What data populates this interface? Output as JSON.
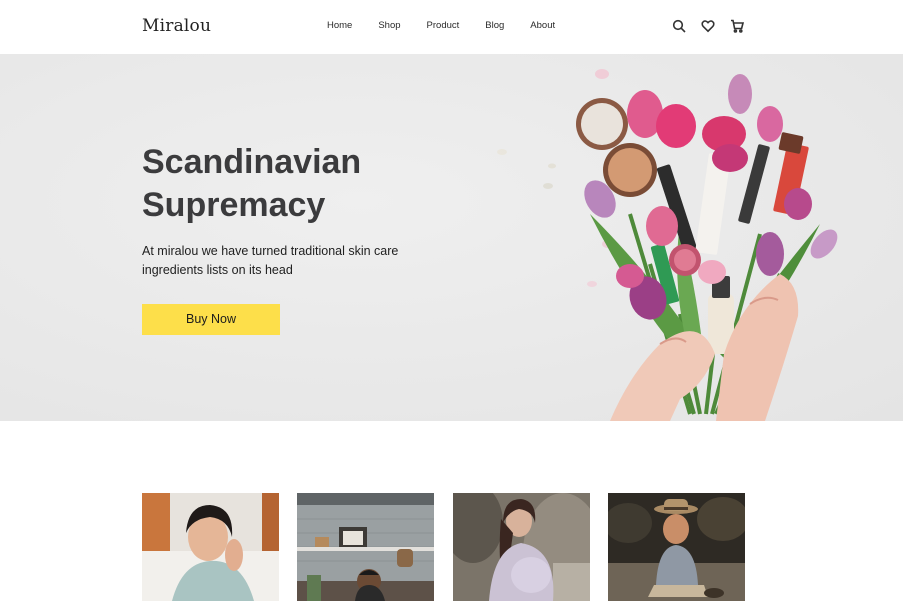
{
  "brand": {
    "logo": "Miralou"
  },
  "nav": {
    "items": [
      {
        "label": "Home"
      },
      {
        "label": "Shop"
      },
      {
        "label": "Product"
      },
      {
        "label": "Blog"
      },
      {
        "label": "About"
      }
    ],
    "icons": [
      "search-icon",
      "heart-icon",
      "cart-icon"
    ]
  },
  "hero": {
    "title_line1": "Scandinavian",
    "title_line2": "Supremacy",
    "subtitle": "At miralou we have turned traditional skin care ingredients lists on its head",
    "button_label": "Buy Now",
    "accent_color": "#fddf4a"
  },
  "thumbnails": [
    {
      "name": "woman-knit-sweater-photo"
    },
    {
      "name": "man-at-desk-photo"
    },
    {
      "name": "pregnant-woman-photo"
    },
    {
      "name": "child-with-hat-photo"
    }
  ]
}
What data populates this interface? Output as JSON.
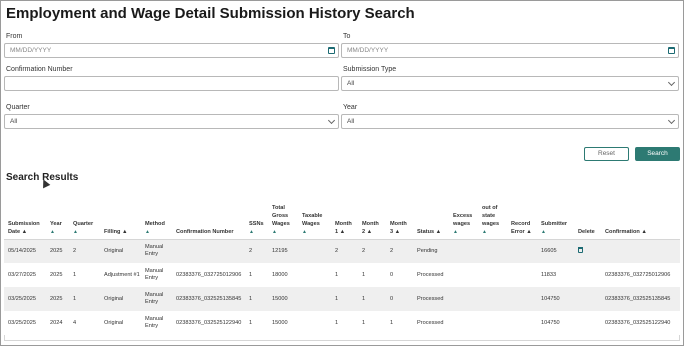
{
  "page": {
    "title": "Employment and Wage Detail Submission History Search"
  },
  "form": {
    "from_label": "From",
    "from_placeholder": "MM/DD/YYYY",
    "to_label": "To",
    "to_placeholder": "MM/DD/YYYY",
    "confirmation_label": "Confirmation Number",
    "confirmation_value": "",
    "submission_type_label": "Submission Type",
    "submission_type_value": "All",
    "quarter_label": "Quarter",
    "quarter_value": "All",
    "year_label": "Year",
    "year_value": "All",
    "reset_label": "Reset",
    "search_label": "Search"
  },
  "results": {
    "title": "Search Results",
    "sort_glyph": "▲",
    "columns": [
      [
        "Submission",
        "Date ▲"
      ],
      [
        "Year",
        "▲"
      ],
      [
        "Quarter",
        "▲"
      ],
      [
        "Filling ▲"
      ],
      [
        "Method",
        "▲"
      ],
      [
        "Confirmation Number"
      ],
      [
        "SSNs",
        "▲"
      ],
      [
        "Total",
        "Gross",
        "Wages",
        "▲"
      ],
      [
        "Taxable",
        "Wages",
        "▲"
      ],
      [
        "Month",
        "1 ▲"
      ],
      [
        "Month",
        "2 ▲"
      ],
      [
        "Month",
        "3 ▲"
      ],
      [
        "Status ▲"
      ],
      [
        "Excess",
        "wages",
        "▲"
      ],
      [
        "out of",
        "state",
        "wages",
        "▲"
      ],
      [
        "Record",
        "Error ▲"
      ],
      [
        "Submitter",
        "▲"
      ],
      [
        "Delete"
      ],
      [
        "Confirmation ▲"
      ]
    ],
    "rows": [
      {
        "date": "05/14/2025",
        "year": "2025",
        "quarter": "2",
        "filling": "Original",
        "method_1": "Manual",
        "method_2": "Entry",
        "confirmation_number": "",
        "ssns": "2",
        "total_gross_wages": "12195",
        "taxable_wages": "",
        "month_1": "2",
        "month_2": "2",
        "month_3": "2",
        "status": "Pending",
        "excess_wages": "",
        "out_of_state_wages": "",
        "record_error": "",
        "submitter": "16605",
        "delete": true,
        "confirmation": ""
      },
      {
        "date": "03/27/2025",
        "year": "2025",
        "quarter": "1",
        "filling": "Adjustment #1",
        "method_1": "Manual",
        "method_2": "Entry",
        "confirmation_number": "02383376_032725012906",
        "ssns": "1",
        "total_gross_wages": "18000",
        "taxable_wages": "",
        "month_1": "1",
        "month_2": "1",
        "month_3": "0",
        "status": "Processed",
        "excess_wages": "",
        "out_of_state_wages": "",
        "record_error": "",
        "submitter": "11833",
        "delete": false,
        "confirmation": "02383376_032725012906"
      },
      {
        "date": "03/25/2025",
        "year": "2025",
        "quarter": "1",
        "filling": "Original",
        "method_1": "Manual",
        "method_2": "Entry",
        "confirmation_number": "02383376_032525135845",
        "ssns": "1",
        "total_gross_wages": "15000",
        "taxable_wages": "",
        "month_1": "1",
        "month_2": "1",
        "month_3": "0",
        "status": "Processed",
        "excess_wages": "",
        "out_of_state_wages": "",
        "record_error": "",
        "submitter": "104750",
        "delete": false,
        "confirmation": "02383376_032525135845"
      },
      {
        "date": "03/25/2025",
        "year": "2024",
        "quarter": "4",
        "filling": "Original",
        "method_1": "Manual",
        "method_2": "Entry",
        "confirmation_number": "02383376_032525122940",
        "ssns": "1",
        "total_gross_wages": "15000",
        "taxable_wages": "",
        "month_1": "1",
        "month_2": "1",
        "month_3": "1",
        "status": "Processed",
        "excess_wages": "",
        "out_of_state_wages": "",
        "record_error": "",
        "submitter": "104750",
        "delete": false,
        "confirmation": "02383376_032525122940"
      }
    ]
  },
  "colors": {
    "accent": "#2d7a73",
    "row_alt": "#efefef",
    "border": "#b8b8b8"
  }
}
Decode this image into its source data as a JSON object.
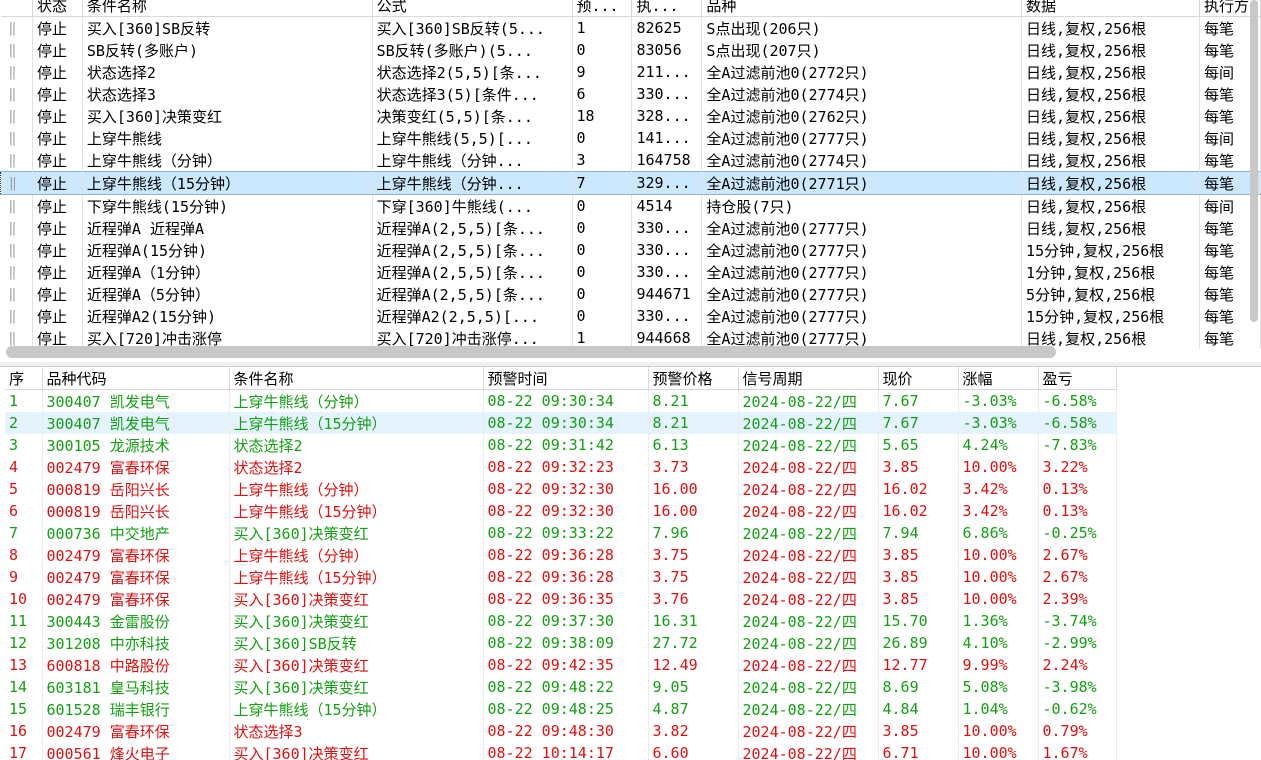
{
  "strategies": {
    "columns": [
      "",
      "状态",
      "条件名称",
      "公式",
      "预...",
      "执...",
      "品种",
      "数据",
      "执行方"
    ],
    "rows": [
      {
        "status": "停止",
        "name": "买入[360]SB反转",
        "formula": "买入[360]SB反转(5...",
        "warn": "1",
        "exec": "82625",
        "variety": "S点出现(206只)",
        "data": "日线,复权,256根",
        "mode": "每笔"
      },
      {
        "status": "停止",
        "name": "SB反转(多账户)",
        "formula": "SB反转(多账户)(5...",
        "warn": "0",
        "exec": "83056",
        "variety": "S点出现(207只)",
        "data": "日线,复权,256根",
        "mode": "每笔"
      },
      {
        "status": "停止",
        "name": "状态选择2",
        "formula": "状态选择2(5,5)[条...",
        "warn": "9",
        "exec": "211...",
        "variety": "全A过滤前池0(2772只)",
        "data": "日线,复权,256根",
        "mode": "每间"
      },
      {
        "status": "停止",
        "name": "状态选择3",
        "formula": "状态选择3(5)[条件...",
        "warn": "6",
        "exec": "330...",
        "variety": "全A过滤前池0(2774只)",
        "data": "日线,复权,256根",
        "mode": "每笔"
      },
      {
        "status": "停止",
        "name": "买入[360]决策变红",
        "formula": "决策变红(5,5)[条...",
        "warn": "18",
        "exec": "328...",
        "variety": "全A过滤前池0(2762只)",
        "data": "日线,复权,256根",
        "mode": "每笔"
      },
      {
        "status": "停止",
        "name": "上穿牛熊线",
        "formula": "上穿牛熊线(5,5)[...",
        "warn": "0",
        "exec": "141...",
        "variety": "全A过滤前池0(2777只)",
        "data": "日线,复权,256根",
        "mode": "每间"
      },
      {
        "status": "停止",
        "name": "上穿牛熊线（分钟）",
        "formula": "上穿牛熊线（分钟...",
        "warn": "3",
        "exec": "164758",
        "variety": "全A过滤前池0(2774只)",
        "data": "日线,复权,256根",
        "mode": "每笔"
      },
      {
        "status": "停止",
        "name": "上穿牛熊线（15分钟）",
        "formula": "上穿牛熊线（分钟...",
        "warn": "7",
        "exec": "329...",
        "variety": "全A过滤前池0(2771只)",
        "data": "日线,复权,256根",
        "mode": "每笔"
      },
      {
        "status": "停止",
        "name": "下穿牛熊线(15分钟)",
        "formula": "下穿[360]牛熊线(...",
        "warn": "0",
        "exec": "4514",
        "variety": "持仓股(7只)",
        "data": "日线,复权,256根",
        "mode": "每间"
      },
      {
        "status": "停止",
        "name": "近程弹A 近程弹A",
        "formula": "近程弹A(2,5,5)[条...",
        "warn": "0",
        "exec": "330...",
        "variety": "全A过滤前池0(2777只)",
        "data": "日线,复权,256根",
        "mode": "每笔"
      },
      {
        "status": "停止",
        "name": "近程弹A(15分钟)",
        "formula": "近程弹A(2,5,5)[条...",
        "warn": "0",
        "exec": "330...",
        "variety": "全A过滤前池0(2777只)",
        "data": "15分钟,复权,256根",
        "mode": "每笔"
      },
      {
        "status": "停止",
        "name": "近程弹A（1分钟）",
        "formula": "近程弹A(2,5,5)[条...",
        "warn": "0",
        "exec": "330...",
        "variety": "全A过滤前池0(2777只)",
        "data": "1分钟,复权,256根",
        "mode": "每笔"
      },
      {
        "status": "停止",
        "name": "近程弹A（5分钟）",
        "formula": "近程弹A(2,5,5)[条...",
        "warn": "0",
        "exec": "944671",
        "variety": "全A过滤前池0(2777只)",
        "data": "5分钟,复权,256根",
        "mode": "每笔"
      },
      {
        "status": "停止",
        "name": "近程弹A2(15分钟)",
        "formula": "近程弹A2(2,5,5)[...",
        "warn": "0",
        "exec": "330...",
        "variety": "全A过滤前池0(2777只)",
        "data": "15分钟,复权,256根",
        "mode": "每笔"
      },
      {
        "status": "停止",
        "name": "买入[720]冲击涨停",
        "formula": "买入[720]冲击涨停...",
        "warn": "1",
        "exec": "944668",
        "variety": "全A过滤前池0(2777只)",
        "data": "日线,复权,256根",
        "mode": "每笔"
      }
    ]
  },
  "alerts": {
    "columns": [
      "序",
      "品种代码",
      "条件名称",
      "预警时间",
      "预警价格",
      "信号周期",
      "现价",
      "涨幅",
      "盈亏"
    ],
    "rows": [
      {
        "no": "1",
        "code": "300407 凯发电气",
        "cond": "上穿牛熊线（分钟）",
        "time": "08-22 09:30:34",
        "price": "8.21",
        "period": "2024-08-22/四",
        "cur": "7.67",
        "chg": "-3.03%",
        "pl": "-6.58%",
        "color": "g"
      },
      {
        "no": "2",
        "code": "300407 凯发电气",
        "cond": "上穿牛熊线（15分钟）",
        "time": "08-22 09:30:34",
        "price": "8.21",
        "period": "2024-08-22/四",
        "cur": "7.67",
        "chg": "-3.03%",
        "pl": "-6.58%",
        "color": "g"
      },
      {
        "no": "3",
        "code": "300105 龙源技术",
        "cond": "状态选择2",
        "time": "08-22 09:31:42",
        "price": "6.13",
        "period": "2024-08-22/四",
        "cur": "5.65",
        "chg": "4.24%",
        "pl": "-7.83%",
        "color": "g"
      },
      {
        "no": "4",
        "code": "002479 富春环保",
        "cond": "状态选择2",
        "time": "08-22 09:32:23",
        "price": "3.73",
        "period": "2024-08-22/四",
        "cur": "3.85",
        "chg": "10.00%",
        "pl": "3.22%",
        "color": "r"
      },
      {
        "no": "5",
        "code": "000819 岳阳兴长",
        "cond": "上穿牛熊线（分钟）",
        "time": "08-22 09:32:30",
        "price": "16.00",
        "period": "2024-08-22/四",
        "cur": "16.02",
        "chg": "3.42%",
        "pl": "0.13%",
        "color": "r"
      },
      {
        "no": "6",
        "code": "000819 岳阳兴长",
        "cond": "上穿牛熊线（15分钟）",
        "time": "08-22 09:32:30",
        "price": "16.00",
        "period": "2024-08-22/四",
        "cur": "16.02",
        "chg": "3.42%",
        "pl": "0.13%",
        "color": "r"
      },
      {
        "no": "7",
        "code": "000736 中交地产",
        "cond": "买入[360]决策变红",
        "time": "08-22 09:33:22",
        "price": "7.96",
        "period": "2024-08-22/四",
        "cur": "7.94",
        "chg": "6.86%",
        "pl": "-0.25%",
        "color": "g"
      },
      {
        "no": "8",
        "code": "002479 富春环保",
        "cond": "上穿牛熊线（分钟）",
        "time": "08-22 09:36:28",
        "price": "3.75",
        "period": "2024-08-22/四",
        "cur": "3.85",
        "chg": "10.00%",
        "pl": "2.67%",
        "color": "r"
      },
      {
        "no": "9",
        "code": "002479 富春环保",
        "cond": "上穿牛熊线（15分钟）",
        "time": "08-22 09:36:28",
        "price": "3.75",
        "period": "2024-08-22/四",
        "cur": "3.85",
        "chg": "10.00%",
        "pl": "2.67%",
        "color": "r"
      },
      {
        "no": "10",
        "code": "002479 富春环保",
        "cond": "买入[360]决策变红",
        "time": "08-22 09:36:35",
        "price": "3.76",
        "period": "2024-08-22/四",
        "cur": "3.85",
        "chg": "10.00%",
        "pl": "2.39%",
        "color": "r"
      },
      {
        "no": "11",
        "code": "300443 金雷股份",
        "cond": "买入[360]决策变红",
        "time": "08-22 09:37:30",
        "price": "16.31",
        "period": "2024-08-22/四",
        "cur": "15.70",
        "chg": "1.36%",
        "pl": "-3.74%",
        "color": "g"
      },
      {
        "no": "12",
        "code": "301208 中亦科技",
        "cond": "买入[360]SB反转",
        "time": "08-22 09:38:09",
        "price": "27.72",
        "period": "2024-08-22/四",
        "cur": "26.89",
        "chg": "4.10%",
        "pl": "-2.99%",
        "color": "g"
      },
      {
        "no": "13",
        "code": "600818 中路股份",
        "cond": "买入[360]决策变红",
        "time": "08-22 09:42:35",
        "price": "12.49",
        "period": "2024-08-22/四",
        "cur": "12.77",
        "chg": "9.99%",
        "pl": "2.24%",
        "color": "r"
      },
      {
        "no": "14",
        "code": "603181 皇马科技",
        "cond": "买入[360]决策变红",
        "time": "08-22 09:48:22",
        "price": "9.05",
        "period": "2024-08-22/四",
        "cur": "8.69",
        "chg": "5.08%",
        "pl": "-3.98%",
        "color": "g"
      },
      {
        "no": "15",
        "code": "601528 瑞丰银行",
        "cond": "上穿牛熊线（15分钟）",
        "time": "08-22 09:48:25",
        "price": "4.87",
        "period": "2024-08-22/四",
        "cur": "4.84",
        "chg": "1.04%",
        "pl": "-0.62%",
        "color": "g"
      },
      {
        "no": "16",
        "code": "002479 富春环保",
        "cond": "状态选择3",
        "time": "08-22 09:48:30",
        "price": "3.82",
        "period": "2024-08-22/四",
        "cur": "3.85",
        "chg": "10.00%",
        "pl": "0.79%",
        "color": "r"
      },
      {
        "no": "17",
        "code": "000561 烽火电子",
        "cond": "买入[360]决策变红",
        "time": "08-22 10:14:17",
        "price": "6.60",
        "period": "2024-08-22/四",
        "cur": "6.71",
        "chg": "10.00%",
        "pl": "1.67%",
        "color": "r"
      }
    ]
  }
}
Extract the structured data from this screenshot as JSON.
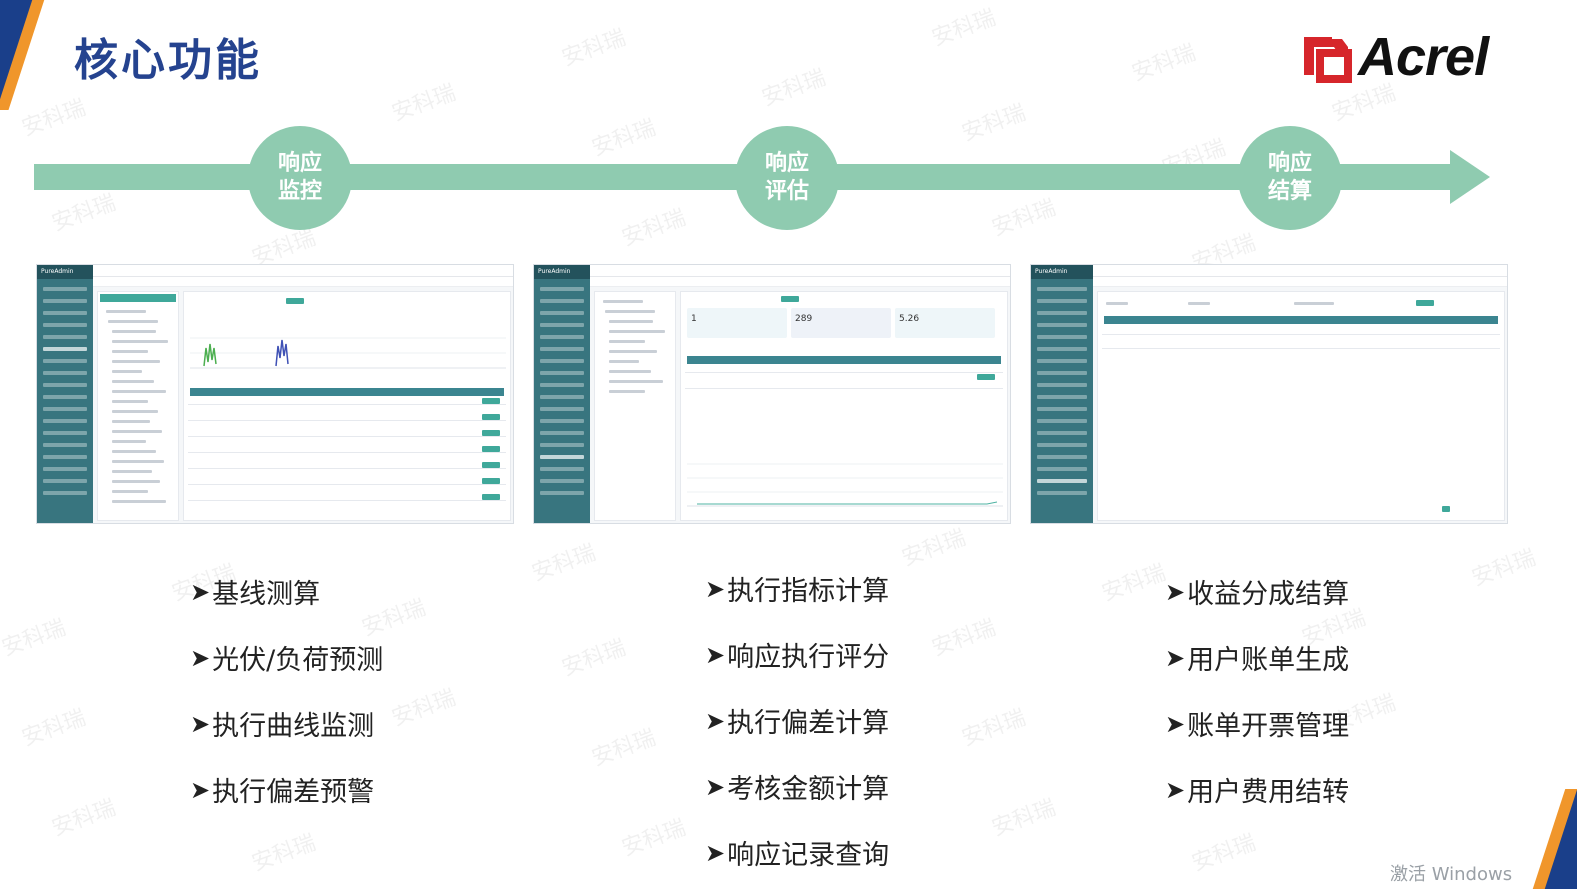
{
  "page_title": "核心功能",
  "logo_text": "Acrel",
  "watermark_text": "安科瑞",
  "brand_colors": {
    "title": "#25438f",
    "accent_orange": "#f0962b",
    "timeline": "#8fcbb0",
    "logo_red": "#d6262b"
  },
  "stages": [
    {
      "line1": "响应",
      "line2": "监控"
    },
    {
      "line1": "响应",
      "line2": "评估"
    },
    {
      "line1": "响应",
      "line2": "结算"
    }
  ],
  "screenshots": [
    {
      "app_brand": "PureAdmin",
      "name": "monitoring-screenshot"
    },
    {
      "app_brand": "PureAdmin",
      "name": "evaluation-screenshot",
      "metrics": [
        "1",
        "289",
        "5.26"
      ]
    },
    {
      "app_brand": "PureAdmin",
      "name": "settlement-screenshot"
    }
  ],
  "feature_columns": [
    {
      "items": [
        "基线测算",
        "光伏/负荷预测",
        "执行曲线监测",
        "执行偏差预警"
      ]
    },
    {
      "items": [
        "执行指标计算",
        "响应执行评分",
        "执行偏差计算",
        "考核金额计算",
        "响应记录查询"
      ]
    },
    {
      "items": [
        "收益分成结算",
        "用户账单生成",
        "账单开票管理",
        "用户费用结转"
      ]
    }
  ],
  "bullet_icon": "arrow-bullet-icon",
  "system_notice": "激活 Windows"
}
========================================
Report the number of lines above that contain the word "woman", and only that number.

Task solution:
2